## [Task material]
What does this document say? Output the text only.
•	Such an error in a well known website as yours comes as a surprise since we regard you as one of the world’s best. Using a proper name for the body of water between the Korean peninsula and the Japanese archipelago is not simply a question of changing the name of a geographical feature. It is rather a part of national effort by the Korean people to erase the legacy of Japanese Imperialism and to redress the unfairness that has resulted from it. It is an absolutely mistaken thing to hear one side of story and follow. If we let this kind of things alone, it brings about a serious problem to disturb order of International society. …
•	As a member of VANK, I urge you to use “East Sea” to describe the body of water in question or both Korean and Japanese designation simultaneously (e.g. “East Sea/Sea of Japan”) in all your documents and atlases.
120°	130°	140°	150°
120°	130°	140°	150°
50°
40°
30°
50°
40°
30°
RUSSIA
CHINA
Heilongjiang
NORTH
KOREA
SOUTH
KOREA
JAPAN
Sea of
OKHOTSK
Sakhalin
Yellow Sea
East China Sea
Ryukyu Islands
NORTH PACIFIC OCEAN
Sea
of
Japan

## [Exercise objective]
In the entries above, find lines with "East" and copy each.

## [The response]
•	As a member of VANK, I urge you to use “East Sea” to describe the body of water in question or both Korean and Japanese designation simultaneously (e.g. “East Sea/Sea of Japan”) in all your documents and atlases.
East China Sea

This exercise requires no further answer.